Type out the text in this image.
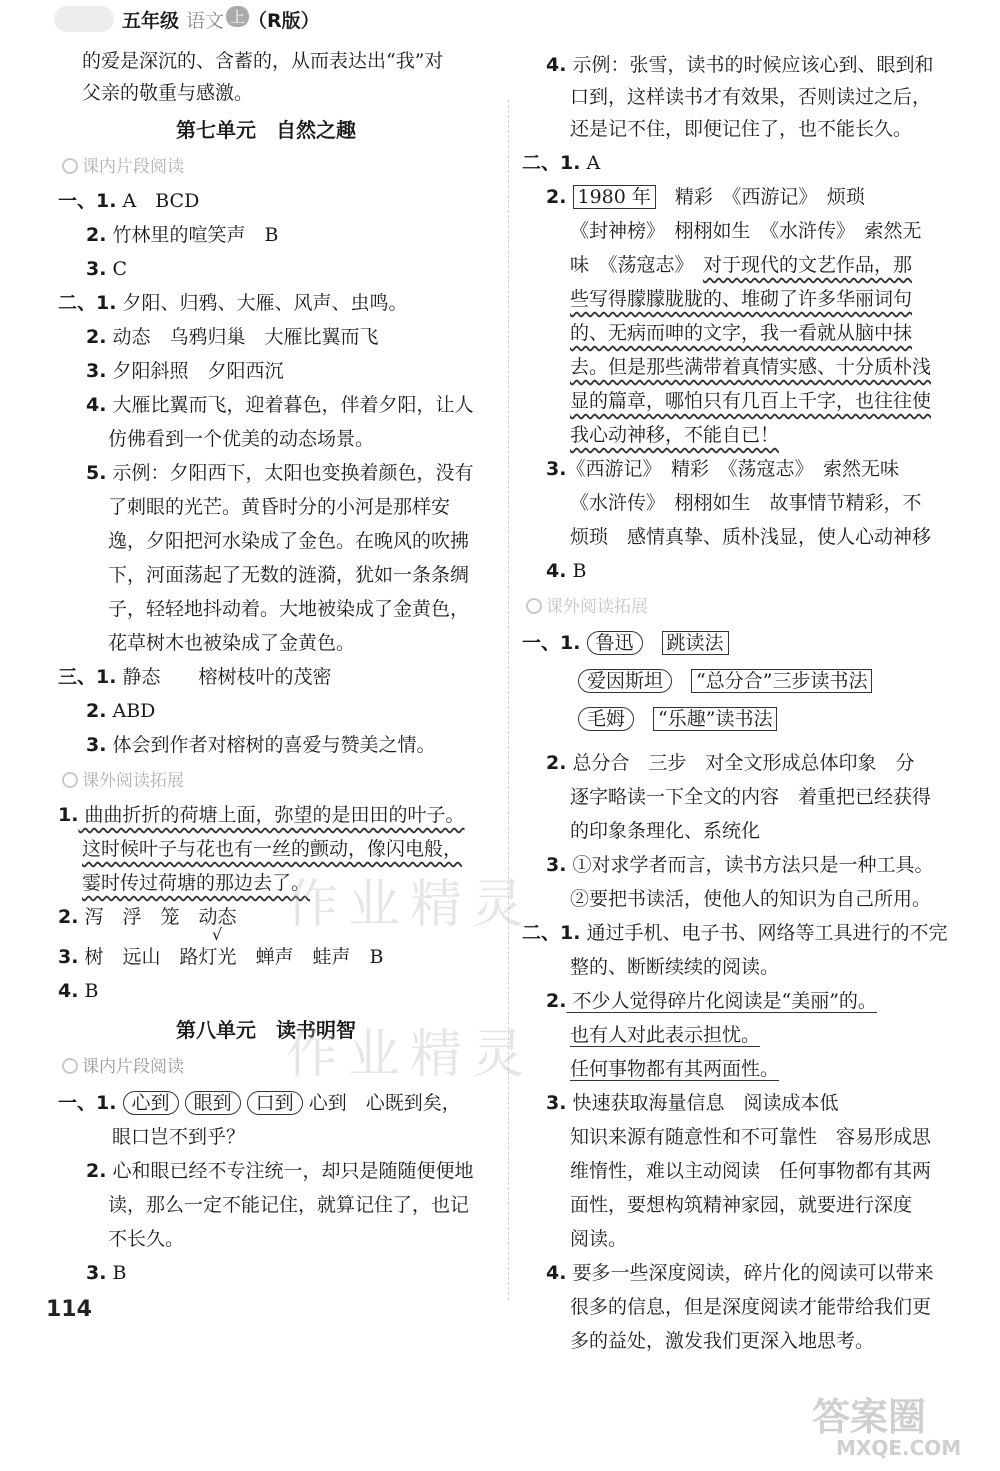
五年级 语文 上 （R版）
的爱是深沉的、含蓄的，从而表达出“我”对
父亲的敬重与感激。
第七单元　自然之趣
课内片段阅读
一、1. A　BCD
2. 竹林里的喧笑声　B
3. C
二、1. 夕阳、归鸦、大雁、风声、虫鸣。
2. 动态　乌鸦归巢　大雁比翼而飞
3. 夕阳斜照　夕阳西沉
4. 大雁比翼而飞，迎着暮色，伴着夕阳，让人
仿佛看到一个优美的动态场景。
5. 示例：夕阳西下，太阳也变换着颜色，没有
了刺眼的光芒。黄昏时分的小河是那样安
逸，夕阳把河水染成了金色。在晚风的吹拂
下，河面荡起了无数的涟漪，犹如一条条绸
子，轻轻地抖动着。大地被染成了金黄色，
花草树木也被染成了金黄色。
三、1. 静态　　榕树枝叶的茂密
2. ABD
3. 体会到作者对榕树的喜爱与赞美之情。
课外阅读拓展
1. 曲曲折折的荷塘上面，弥望的是田田的叶子。
这时候叶子与花也有一丝的颤动，像闪电般，
霎时传过荷塘的那边去了。
2. 泻　浮　笼　动态
√
3. 树　远山　路灯光　蝉声　蛙声　B
4. B
第八单元　读书明智
课内片段阅读
一、1. 心到 眼到 口到 心到　心既到矣，
眼口岂不到乎？
2. 心和眼已经不专注统一，却只是随随便便地
读，那么一定不能记住，就算记住了，也记
不长久。
3. B
114
4. 示例：张雪，读书的时候应该心到、眼到和
口到，这样读书才有效果，否则读过之后，
还是记不住，即便记住了，也不能长久。
二、1. A
2. 1980 年　 精彩　《西游记》　烦琐
《封神榜》　栩栩如生　《水浒传》　索然无
味　《荡寇志》　 对于现代的文艺作品，那
些写得朦朦胧胧的、堆砌了许多华丽词句
的、无病而呻的文字，我一看就从脑中抹
去。但是那些满带着真情实感、十分质朴浅
显的篇章，哪怕只有几百上千字，也往往使
我心动神移，不能自已！
3.《西游记》　精彩　《荡寇志》　索然无味
《水浒传》　栩栩如生　故事情节精彩，不
烦琐　感情真挚、质朴浅显，使人心动神移
4. B
课外阅读拓展
一、1. 鲁迅　 跳读法
爱因斯坦　 “总分合”三步读书法
毛姆　 “乐趣”读书法
2. 总分合　三步　对全文形成总体印象　分
逐字略读一下全文的内容　着重把已经获得
的印象条理化、系统化
3. ①对求学者而言，读书方法只是一种工具。
②要把书读活，使他人的知识为自己所用。
二、1. 通过手机、电子书、网络等工具进行的不完
整的、断断续续的阅读。
2. 不少人觉得碎片化阅读是“美丽”的。
也有人对此表示担忧。
任何事物都有其两面性。
3. 快速获取海量信息　阅读成本低
知识来源有随意性和不可靠性　容易形成思
维惰性，难以主动阅读　任何事物都有其两
面性，要想构筑精神家园，就要进行深度
阅读。
4. 要多一些深度阅读，碎片化的阅读可以带来
很多的信息，但是深度阅读才能带给我们更
多的益处，激发我们更深入地思考。
作业精灵
作业精灵
答案圈
MXQE.COM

> **WRITTEN EXERCISE**
Pictures are to be left out; all else in the entries above is to be quoted exactly.

> **WRITTEN ANSWER**
Type out the text in this image.
五年级 语文 上 （R版）
的爱是深沉的、含蓄的，从而表达出“我”对
父亲的敬重与感激。
第七单元　自然之趣
课内片段阅读
一、1. A　BCD
2. 竹林里的喧笑声　B
3. C
二、1. 夕阳、归鸦、大雁、风声、虫鸣。
2. 动态　乌鸦归巢　大雁比翼而飞
3. 夕阳斜照　夕阳西沉
4. 大雁比翼而飞，迎着暮色，伴着夕阳，让人
仿佛看到一个优美的动态场景。
5. 示例：夕阳西下，太阳也变换着颜色，没有
了刺眼的光芒。黄昏时分的小河是那样安
逸，夕阳把河水染成了金色。在晚风的吹拂
下，河面荡起了无数的涟漪，犹如一条条绸
子，轻轻地抖动着。大地被染成了金黄色，
花草树木也被染成了金黄色。
三、1. 静态　　榕树枝叶的茂密
2. ABD
3. 体会到作者对榕树的喜爱与赞美之情。
课外阅读拓展
1. 曲曲折折的荷塘上面，弥望的是田田的叶子。
这时候叶子与花也有一丝的颤动，像闪电般，
霎时传过荷塘的那边去了。
2. 泻　浮　笼　动态
√
3. 树　远山　路灯光　蝉声　蛙声　B
4. B
第八单元　读书明智
课内片段阅读
一、1. 心到 眼到 口到 心到　心既到矣，
眼口岂不到乎？
2. 心和眼已经不专注统一，却只是随随便便地
读，那么一定不能记住，就算记住了，也记
不长久。
3. B
114
4. 示例：张雪，读书的时候应该心到、眼到和
口到，这样读书才有效果，否则读过之后，
还是记不住，即便记住了，也不能长久。
二、1. A
2. 1980 年　 精彩　《西游记》　烦琐
《封神榜》　栩栩如生　《水浒传》　索然无
味　《荡寇志》　 对于现代的文艺作品，那
些写得朦朦胧胧的、堆砌了许多华丽词句
的、无病而呻的文字，我一看就从脑中抹
去。但是那些满带着真情实感、十分质朴浅
显的篇章，哪怕只有几百上千字，也往往使
我心动神移，不能自已！
3.《西游记》　精彩　《荡寇志》　索然无味
《水浒传》　栩栩如生　故事情节精彩，不
烦琐　感情真挚、质朴浅显，使人心动神移
4. B
课外阅读拓展
一、1. 鲁迅　 跳读法
爱因斯坦　 “总分合”三步读书法
毛姆　 “乐趣”读书法
2. 总分合　三步　对全文形成总体印象　分
逐字略读一下全文的内容　着重把已经获得
的印象条理化、系统化
3. ①对求学者而言，读书方法只是一种工具。
②要把书读活，使他人的知识为自己所用。
二、1. 通过手机、电子书、网络等工具进行的不完
整的、断断续续的阅读。
2. 不少人觉得碎片化阅读是“美丽”的。
也有人对此表示担忧。
任何事物都有其两面性。
3. 快速获取海量信息　阅读成本低
知识来源有随意性和不可靠性　容易形成思
维惰性，难以主动阅读　任何事物都有其两
面性，要想构筑精神家园，就要进行深度
阅读。
4. 要多一些深度阅读，碎片化的阅读可以带来
很多的信息，但是深度阅读才能带给我们更
多的益处，激发我们更深入地思考。
作业精灵
作业精灵
答案圈
MXQE.COM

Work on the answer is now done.